Problem description -> Copy out each line of the material below with no changes.

======

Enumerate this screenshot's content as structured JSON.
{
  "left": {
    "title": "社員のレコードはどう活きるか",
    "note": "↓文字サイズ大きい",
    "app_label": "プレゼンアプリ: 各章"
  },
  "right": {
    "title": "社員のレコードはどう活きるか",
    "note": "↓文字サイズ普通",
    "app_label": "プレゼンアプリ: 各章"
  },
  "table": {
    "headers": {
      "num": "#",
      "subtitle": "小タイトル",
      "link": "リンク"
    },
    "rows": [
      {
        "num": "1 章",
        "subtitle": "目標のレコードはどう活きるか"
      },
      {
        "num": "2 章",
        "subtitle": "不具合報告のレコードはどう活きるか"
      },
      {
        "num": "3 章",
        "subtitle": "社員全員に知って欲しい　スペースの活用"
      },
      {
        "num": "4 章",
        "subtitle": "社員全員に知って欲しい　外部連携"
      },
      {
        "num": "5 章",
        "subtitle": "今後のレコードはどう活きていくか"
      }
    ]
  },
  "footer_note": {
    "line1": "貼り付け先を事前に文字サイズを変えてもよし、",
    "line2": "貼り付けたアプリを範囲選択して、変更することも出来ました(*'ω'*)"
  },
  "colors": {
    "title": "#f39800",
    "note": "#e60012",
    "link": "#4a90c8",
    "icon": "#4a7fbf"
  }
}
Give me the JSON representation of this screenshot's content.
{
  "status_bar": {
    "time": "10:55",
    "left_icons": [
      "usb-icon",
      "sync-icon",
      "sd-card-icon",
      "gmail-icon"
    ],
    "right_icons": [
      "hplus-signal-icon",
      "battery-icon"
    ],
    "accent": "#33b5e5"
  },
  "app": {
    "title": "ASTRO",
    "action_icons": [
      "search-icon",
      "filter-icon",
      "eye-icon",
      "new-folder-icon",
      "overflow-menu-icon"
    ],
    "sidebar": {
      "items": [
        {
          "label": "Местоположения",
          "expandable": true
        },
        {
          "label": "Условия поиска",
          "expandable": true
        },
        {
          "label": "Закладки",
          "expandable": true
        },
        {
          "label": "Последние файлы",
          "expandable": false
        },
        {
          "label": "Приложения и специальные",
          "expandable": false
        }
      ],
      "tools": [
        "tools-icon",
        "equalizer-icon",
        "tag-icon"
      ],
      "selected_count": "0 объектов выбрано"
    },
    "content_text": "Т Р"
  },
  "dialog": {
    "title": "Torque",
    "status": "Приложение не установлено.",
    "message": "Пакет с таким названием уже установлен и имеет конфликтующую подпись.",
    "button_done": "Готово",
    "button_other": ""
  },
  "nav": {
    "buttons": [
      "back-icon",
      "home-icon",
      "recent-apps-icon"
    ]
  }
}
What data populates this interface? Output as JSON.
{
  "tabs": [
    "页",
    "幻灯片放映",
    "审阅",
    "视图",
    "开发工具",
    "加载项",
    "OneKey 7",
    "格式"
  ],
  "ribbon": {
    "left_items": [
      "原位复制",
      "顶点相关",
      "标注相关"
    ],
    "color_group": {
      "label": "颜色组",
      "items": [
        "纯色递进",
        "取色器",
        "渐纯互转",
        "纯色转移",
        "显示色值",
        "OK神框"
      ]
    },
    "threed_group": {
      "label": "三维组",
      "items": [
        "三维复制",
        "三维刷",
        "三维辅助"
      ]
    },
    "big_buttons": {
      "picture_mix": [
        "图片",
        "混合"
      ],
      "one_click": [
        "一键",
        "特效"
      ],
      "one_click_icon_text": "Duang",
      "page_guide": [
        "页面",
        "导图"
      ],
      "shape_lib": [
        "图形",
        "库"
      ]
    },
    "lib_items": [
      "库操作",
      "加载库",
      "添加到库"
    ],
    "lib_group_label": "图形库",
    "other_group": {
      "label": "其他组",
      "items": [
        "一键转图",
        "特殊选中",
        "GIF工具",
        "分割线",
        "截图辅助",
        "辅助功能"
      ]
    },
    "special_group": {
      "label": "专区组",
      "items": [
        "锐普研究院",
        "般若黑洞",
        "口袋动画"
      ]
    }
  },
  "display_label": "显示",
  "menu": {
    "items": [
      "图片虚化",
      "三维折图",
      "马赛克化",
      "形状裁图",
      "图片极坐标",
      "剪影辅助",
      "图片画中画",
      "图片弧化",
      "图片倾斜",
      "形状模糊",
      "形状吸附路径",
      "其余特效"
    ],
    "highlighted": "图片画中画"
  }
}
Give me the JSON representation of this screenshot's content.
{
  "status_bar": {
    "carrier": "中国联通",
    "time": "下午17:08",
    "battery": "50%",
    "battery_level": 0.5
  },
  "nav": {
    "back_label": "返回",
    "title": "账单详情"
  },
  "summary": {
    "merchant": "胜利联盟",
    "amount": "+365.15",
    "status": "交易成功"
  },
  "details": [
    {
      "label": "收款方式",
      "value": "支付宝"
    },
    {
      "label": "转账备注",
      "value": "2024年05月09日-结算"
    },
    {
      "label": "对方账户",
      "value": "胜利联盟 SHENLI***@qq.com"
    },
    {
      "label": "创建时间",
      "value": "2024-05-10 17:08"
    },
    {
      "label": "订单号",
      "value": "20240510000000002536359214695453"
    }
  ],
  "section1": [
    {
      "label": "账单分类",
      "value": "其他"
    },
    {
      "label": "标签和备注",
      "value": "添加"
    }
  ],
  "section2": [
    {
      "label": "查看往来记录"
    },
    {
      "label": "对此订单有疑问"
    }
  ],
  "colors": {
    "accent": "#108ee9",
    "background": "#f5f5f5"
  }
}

======

Exercise result ->
Enumerate this screenshot's content as structured JSON.
{
  "left": {
    "title": "社員のレコードはどう活きるか",
    "note": "↓文字サイズ大きい",
    "app_label": "プレゼンアプリ: 各章"
  },
  "right": {
    "title": "社員のレコードはどう活きるか",
    "note": "↓文字サイズ普通",
    "app_label": "プレゼンアプリ: 各章"
  },
  "table": {
    "headers": {
      "num": "#",
      "subtitle": "小タイトル",
      "link": "リンク"
    },
    "rows": [
      {
        "num": "1 章",
        "subtitle": "目標のレコードはどう活きるか"
      },
      {
        "num": "2 章",
        "subtitle": "不具合報告のレコードはどう活きるか"
      },
      {
        "num": "3 章",
        "subtitle": "社員全員に知って欲しい　スペースの活用"
      },
      {
        "num": "4 章",
        "subtitle": "社員全員に知って欲しい　外部連携"
      },
      {
        "num": "5 章",
        "subtitle": "今後のレコードはどう活きていくか"
      }
    ]
  },
  "footer_note": {
    "line1": "貼り付け先を事前に文字サイズを変えてもよし、",
    "line2": "貼り付けたアプリを範囲選択して、変更することも出来ました(*'ω'*)"
  },
  "colors": {
    "title": "#f39800",
    "note": "#e60012",
    "link": "#4a90c8",
    "icon": "#4a7fbf"
  }
}
Give me the JSON representation of this screenshot's content.
{
  "status_bar": {
    "time": "10:55",
    "left_icons": [
      "usb-icon",
      "sync-icon",
      "sd-card-icon",
      "gmail-icon"
    ],
    "right_icons": [
      "hplus-signal-icon",
      "battery-icon"
    ],
    "accent": "#33b5e5"
  },
  "app": {
    "title": "ASTRO",
    "action_icons": [
      "search-icon",
      "filter-icon",
      "eye-icon",
      "new-folder-icon",
      "overflow-menu-icon"
    ],
    "sidebar": {
      "items": [
        {
          "label": "Местоположения",
          "expandable": true
        },
        {
          "label": "Условия поиска",
          "expandable": true
        },
        {
          "label": "Закладки",
          "expandable": true
        },
        {
          "label": "Последние файлы",
          "expandable": false
        },
        {
          "label": "Приложения и специальные",
          "expandable": false
        }
      ],
      "tools": [
        "tools-icon",
        "equalizer-icon",
        "tag-icon"
      ],
      "selected_count": "0 объектов выбрано"
    },
    "content_text": "Т Р"
  },
  "dialog": {
    "title": "Torque",
    "status": "Приложение не установлено.",
    "message": "Пакет с таким названием уже установлен и имеет конфликтующую подпись.",
    "button_done": "Готово",
    "button_other": ""
  },
  "nav": {
    "buttons": [
      "back-icon",
      "home-icon",
      "recent-apps-icon"
    ]
  }
}
What data populates this interface? Output as JSON.
{
  "tabs": [
    "页",
    "幻灯片放映",
    "审阅",
    "视图",
    "开发工具",
    "加载项",
    "OneKey 7",
    "格式"
  ],
  "ribbon": {
    "left_items": [
      "原位复制",
      "顶点相关",
      "标注相关"
    ],
    "color_group": {
      "label": "颜色组",
      "items": [
        "纯色递进",
        "取色器",
        "渐纯互转",
        "纯色转移",
        "显示色值",
        "OK神框"
      ]
    },
    "threed_group": {
      "label": "三维组",
      "items": [
        "三维复制",
        "三维刷",
        "三维辅助"
      ]
    },
    "big_buttons": {
      "picture_mix": [
        "图片",
        "混合"
      ],
      "one_click": [
        "一键",
        "特效"
      ],
      "one_click_icon_text": "Duang",
      "page_guide": [
        "页面",
        "导图"
      ],
      "shape_lib": [
        "图形",
        "库"
      ]
    },
    "lib_items": [
      "库操作",
      "加载库",
      "添加到库"
    ],
    "lib_group_label": "图形库",
    "other_group": {
      "label": "其他组",
      "items": [
        "一键转图",
        "特殊选中",
        "GIF工具",
        "分割线",
        "截图辅助",
        "辅助功能"
      ]
    },
    "special_group": {
      "label": "专区组",
      "items": [
        "锐普研究院",
        "般若黑洞",
        "口袋动画"
      ]
    }
  },
  "display_label": "显示",
  "menu": {
    "items": [
      "图片虚化",
      "三维折图",
      "马赛克化",
      "形状裁图",
      "图片极坐标",
      "剪影辅助",
      "图片画中画",
      "图片弧化",
      "图片倾斜",
      "形状模糊",
      "形状吸附路径",
      "其余特效"
    ],
    "highlighted": "图片画中画"
  }
}
Give me the JSON representation of this screenshot's content.
{
  "status_bar": {
    "carrier": "中国联通",
    "time": "下午17:08",
    "battery": "50%",
    "battery_level": 0.5
  },
  "nav": {
    "back_label": "返回",
    "title": "账单详情"
  },
  "summary": {
    "merchant": "胜利联盟",
    "amount": "+365.15",
    "status": "交易成功"
  },
  "details": [
    {
      "label": "收款方式",
      "value": "支付宝"
    },
    {
      "label": "转账备注",
      "value": "2024年05月09日-结算"
    },
    {
      "label": "对方账户",
      "value": "胜利联盟 SHENLI***@qq.com"
    },
    {
      "label": "创建时间",
      "value": "2024-05-10 17:08"
    },
    {
      "label": "订单号",
      "value": "20240510000000002536359214695453"
    }
  ],
  "section1": [
    {
      "label": "账单分类",
      "value": "其他"
    },
    {
      "label": "标签和备注",
      "value": "添加"
    }
  ],
  "section2": [
    {
      "label": "查看往来记录"
    },
    {
      "label": "对此订单有疑问"
    }
  ],
  "colors": {
    "accent": "#108ee9",
    "background": "#f5f5f5"
  }
}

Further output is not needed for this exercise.